> [Task prompt]: Collect every line in the records below that contains the word "name".

..........

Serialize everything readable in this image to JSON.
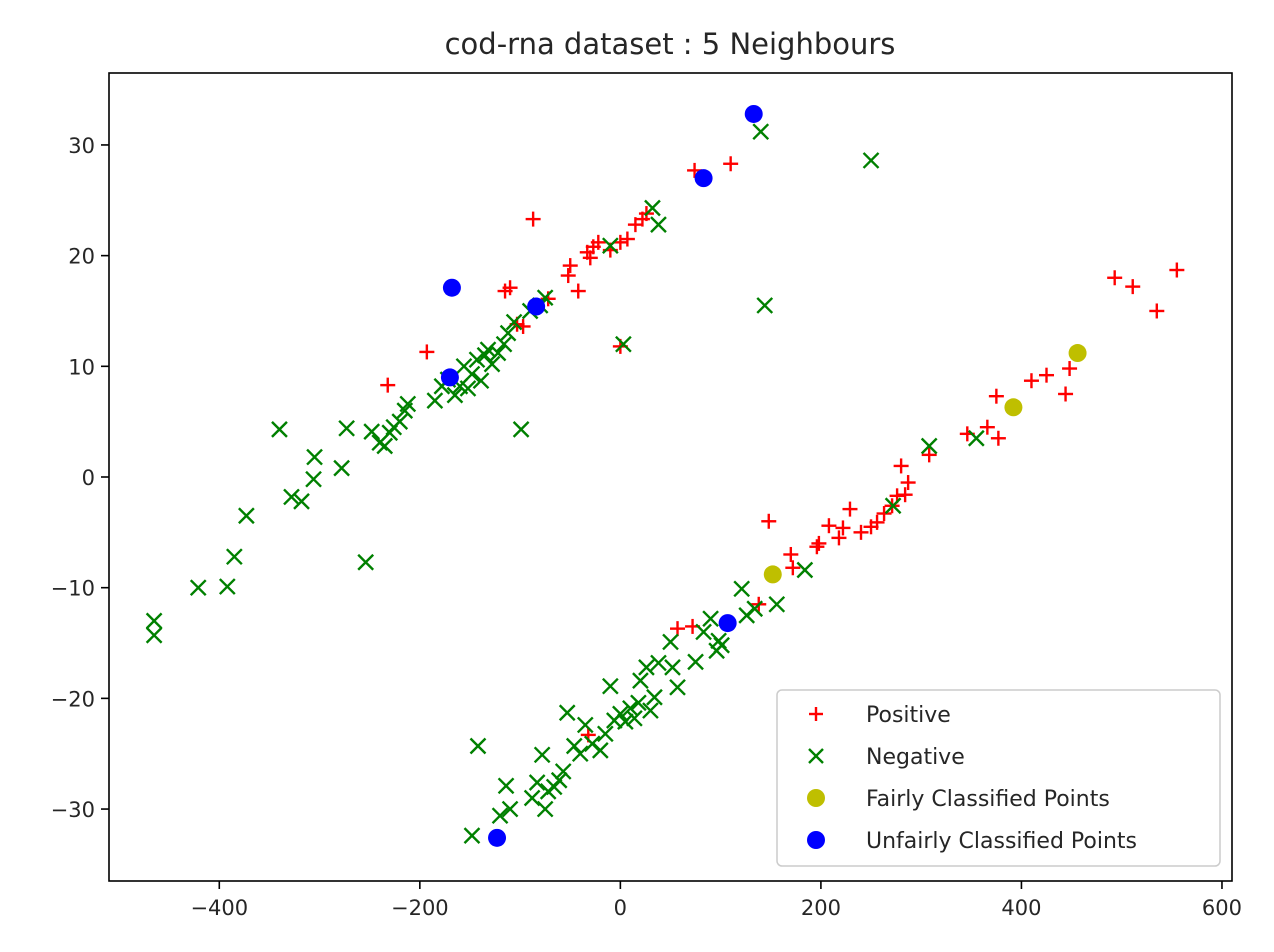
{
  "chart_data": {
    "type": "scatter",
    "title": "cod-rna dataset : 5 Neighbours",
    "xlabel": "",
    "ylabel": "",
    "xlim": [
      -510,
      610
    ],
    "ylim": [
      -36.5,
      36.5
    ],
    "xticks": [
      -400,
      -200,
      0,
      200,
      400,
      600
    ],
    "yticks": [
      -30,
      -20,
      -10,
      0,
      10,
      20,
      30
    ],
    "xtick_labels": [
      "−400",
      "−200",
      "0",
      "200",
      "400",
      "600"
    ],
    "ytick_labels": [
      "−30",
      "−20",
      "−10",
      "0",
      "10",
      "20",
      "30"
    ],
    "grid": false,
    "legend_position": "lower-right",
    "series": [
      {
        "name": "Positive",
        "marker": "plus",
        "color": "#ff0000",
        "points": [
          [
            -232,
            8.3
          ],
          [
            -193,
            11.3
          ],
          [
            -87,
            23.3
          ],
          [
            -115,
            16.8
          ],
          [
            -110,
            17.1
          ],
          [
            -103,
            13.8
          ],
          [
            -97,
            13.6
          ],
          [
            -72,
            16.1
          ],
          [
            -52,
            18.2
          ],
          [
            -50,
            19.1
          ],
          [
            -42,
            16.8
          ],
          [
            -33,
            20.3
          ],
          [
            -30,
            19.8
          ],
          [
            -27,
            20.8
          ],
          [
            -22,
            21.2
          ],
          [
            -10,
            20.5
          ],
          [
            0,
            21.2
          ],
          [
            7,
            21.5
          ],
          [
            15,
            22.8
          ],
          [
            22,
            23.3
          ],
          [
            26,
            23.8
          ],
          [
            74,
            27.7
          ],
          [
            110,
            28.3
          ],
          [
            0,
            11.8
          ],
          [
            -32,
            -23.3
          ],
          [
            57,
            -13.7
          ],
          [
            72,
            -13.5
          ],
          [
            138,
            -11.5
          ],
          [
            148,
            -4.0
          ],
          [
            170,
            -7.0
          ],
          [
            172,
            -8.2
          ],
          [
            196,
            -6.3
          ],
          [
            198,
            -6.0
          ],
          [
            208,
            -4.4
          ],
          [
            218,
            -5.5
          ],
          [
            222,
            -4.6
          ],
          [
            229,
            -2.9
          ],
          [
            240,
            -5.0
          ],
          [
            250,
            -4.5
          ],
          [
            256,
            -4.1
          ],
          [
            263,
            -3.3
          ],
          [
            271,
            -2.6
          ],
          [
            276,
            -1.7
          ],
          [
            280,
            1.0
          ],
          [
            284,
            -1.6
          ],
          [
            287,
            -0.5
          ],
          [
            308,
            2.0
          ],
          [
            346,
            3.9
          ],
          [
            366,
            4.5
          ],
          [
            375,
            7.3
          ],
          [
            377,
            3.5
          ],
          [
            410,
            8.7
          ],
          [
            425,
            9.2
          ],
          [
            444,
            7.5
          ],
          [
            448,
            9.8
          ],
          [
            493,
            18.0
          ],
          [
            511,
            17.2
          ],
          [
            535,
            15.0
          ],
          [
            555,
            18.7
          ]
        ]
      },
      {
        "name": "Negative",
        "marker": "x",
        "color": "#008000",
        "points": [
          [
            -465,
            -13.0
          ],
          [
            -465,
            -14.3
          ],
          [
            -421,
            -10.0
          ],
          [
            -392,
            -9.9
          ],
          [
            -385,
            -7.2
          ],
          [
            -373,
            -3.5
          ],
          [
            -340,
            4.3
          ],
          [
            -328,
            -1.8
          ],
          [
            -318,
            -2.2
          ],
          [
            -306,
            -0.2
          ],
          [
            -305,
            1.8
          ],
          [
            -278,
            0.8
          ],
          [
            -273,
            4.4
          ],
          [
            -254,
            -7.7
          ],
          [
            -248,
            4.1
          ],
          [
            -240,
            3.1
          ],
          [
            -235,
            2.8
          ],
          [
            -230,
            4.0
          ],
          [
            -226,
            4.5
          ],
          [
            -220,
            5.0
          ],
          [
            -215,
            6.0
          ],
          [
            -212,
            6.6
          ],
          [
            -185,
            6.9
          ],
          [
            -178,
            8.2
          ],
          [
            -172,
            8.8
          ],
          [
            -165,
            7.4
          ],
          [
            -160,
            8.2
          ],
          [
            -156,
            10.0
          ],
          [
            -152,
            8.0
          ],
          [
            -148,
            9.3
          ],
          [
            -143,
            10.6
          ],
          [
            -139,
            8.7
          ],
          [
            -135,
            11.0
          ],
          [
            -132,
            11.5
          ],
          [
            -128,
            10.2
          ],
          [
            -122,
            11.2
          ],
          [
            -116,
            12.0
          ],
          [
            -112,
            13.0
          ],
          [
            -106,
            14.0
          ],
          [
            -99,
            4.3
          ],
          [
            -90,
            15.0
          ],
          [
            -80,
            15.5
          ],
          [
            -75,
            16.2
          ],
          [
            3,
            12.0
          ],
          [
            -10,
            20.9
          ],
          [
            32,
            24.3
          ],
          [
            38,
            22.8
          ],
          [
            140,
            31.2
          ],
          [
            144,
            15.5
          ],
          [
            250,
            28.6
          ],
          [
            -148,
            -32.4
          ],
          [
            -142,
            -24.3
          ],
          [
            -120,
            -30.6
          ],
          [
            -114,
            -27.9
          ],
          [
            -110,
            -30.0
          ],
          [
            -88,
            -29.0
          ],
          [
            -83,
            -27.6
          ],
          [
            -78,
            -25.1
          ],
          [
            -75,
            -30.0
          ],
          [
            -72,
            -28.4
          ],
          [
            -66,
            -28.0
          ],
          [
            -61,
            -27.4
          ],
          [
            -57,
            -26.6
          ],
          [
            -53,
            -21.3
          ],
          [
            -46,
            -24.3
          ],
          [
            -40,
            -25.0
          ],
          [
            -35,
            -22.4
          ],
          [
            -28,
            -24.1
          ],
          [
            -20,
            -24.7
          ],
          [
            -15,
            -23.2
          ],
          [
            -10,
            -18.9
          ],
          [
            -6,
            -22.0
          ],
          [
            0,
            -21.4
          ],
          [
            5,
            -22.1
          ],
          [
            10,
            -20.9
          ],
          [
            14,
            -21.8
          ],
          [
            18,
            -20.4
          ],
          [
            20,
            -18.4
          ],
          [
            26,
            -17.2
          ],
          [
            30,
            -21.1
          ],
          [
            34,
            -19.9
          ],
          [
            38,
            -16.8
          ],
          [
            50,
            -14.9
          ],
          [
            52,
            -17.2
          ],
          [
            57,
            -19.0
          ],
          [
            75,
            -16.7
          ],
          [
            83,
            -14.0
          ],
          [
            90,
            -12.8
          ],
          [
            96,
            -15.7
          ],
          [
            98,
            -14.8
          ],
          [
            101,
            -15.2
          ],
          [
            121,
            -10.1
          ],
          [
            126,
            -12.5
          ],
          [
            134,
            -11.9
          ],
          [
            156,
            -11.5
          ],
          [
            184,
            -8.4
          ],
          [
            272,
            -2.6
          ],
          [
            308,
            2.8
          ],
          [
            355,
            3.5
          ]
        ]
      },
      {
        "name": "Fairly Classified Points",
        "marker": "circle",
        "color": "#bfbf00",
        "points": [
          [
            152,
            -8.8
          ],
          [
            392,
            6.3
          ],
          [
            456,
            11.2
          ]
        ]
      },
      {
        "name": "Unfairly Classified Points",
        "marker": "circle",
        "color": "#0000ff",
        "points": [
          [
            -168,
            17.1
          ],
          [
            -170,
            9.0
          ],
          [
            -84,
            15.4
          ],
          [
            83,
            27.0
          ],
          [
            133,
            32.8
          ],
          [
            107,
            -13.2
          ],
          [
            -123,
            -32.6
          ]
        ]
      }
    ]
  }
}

..........

> [Completed task]:
        "name": "Positive",
        "name": "Negative",
        "name": "Fairly Classified Points",
        "name": "Unfairly Classified Points",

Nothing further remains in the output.